╭─ Given data

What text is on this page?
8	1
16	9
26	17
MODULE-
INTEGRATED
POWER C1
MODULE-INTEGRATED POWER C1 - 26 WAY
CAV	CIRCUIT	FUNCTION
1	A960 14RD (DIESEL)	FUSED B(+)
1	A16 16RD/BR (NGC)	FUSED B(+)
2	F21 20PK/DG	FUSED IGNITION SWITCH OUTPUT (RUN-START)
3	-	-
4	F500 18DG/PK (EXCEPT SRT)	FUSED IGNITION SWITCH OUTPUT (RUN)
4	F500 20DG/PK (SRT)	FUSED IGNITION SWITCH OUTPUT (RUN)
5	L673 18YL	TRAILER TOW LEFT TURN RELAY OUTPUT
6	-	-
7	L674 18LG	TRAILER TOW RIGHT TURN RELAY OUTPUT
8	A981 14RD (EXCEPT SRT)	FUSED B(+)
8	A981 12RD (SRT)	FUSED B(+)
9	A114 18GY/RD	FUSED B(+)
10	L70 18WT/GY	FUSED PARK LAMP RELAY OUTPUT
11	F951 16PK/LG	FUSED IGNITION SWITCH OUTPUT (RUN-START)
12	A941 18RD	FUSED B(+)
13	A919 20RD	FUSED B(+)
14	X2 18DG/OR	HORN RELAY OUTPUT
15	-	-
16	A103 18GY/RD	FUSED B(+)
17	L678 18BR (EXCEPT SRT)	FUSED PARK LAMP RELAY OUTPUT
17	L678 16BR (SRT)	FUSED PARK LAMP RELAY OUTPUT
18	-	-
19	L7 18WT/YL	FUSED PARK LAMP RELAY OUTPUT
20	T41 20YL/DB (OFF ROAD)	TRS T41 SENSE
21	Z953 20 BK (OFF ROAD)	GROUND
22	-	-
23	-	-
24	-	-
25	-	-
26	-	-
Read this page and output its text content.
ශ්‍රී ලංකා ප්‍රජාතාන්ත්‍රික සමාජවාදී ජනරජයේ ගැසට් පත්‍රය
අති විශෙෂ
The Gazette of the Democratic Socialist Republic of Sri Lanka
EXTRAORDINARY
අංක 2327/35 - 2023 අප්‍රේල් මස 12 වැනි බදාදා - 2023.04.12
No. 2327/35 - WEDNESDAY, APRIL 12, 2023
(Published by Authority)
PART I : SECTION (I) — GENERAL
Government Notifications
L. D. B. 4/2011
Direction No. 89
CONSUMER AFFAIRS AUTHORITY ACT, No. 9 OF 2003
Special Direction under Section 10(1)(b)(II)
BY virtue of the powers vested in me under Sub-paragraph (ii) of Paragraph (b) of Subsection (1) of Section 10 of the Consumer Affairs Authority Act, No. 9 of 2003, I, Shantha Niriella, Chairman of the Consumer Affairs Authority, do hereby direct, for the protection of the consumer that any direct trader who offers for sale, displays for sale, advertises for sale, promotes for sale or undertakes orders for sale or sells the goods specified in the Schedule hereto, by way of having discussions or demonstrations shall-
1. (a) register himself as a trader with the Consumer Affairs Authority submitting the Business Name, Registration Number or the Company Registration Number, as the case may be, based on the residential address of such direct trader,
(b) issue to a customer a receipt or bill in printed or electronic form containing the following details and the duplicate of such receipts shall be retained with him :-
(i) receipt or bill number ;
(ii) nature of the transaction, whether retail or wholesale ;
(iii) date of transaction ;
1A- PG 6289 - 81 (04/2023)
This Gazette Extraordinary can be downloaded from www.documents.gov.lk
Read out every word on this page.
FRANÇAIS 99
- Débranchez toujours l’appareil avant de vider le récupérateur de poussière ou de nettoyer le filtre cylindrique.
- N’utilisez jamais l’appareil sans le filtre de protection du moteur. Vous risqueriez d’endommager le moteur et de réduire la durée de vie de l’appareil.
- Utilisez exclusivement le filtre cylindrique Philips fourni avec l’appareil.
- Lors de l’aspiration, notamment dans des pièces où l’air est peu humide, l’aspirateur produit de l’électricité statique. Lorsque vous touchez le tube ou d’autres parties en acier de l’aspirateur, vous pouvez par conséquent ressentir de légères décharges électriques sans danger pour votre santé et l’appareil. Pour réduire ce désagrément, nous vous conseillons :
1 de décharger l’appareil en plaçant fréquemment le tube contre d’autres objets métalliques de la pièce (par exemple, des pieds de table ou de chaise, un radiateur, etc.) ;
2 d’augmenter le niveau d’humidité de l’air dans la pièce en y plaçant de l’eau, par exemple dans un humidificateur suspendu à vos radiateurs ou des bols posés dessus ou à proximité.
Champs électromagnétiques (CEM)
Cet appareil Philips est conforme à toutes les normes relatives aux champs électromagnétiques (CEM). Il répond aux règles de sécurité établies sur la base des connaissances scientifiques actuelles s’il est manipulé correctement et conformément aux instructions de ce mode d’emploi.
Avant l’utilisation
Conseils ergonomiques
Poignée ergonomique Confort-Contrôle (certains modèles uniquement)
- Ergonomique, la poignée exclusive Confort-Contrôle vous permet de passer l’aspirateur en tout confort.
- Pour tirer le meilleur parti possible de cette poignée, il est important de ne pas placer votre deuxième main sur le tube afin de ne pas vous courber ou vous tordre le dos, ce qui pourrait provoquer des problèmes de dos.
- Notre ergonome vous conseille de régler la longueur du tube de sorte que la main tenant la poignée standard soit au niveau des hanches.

╰─

» What you have to do
Every line of the records above needs to be given again exactly.

» Full answer
What text is on this page?
8	1
16	9
26	17
MODULE-
INTEGRATED
POWER C1
MODULE-INTEGRATED POWER C1 - 26 WAY
CAV	CIRCUIT	FUNCTION
1	A960 14RD (DIESEL)	FUSED B(+)
1	A16 16RD/BR (NGC)	FUSED B(+)
2	F21 20PK/DG	FUSED IGNITION SWITCH OUTPUT (RUN-START)
3	-	-
4	F500 18DG/PK (EXCEPT SRT)	FUSED IGNITION SWITCH OUTPUT (RUN)
4	F500 20DG/PK (SRT)	FUSED IGNITION SWITCH OUTPUT (RUN)
5	L673 18YL	TRAILER TOW LEFT TURN RELAY OUTPUT
6	-	-
7	L674 18LG	TRAILER TOW RIGHT TURN RELAY OUTPUT
8	A981 14RD (EXCEPT SRT)	FUSED B(+)
8	A981 12RD (SRT)	FUSED B(+)
9	A114 18GY/RD	FUSED B(+)
10	L70 18WT/GY	FUSED PARK LAMP RELAY OUTPUT
11	F951 16PK/LG	FUSED IGNITION SWITCH OUTPUT (RUN-START)
12	A941 18RD	FUSED B(+)
13	A919 20RD	FUSED B(+)
14	X2 18DG/OR	HORN RELAY OUTPUT
15	-	-
16	A103 18GY/RD	FUSED B(+)
17	L678 18BR (EXCEPT SRT)	FUSED PARK LAMP RELAY OUTPUT
17	L678 16BR (SRT)	FUSED PARK LAMP RELAY OUTPUT
18	-	-
19	L7 18WT/YL	FUSED PARK LAMP RELAY OUTPUT
20	T41 20YL/DB (OFF ROAD)	TRS T41 SENSE
21	Z953 20 BK (OFF ROAD)	GROUND
22	-	-
23	-	-
24	-	-
25	-	-
26	-	-
Read this page and output its text content.
ශ්‍රී ලංකා ප්‍රජාතාන්ත්‍රික සමාජවාදී ජනරජයේ ගැසට් පත්‍රය
අති විශෙෂ
The Gazette of the Democratic Socialist Republic of Sri Lanka
EXTRAORDINARY
අංක 2327/35 - 2023 අප්‍රේල් මස 12 වැනි බදාදා - 2023.04.12
No. 2327/35 - WEDNESDAY, APRIL 12, 2023
(Published by Authority)
PART I : SECTION (I) — GENERAL
Government Notifications
L. D. B. 4/2011
Direction No. 89
CONSUMER AFFAIRS AUTHORITY ACT, No. 9 OF 2003
Special Direction under Section 10(1)(b)(II)
BY virtue of the powers vested in me under Sub-paragraph (ii) of Paragraph (b) of Subsection (1) of Section 10 of the Consumer Affairs Authority Act, No. 9 of 2003, I, Shantha Niriella, Chairman of the Consumer Affairs Authority, do hereby direct, for the protection of the consumer that any direct trader who offers for sale, displays for sale, advertises for sale, promotes for sale or undertakes orders for sale or sells the goods specified in the Schedule hereto, by way of having discussions or demonstrations shall-
1. (a) register himself as a trader with the Consumer Affairs Authority submitting the Business Name, Registration Number or the Company Registration Number, as the case may be, based on the residential address of such direct trader,
(b) issue to a customer a receipt or bill in printed or electronic form containing the following details and the duplicate of such receipts shall be retained with him :-
(i) receipt or bill number ;
(ii) nature of the transaction, whether retail or wholesale ;
(iii) date of transaction ;
1A- PG 6289 - 81 (04/2023)
This Gazette Extraordinary can be downloaded from www.documents.gov.lk
Read out every word on this page.
FRANÇAIS 99
- Débranchez toujours l’appareil avant de vider le récupérateur de poussière ou de nettoyer le filtre cylindrique.
- N’utilisez jamais l’appareil sans le filtre de protection du moteur. Vous risqueriez d’endommager le moteur et de réduire la durée de vie de l’appareil.
- Utilisez exclusivement le filtre cylindrique Philips fourni avec l’appareil.
- Lors de l’aspiration, notamment dans des pièces où l’air est peu humide, l’aspirateur produit de l’électricité statique. Lorsque vous touchez le tube ou d’autres parties en acier de l’aspirateur, vous pouvez par conséquent ressentir de légères décharges électriques sans danger pour votre santé et l’appareil. Pour réduire ce désagrément, nous vous conseillons :
1 de décharger l’appareil en plaçant fréquemment le tube contre d’autres objets métalliques de la pièce (par exemple, des pieds de table ou de chaise, un radiateur, etc.) ;
2 d’augmenter le niveau d’humidité de l’air dans la pièce en y plaçant de l’eau, par exemple dans un humidificateur suspendu à vos radiateurs ou des bols posés dessus ou à proximité.
Champs électromagnétiques (CEM)
Cet appareil Philips est conforme à toutes les normes relatives aux champs électromagnétiques (CEM). Il répond aux règles de sécurité établies sur la base des connaissances scientifiques actuelles s’il est manipulé correctement et conformément aux instructions de ce mode d’emploi.
Avant l’utilisation
Conseils ergonomiques
Poignée ergonomique Confort-Contrôle (certains modèles uniquement)
- Ergonomique, la poignée exclusive Confort-Contrôle vous permet de passer l’aspirateur en tout confort.
- Pour tirer le meilleur parti possible de cette poignée, il est important de ne pas placer votre deuxième main sur le tube afin de ne pas vous courber ou vous tordre le dos, ce qui pourrait provoquer des problèmes de dos.
- Notre ergonome vous conseille de régler la longueur du tube de sorte que la main tenant la poignée standard soit au niveau des hanches.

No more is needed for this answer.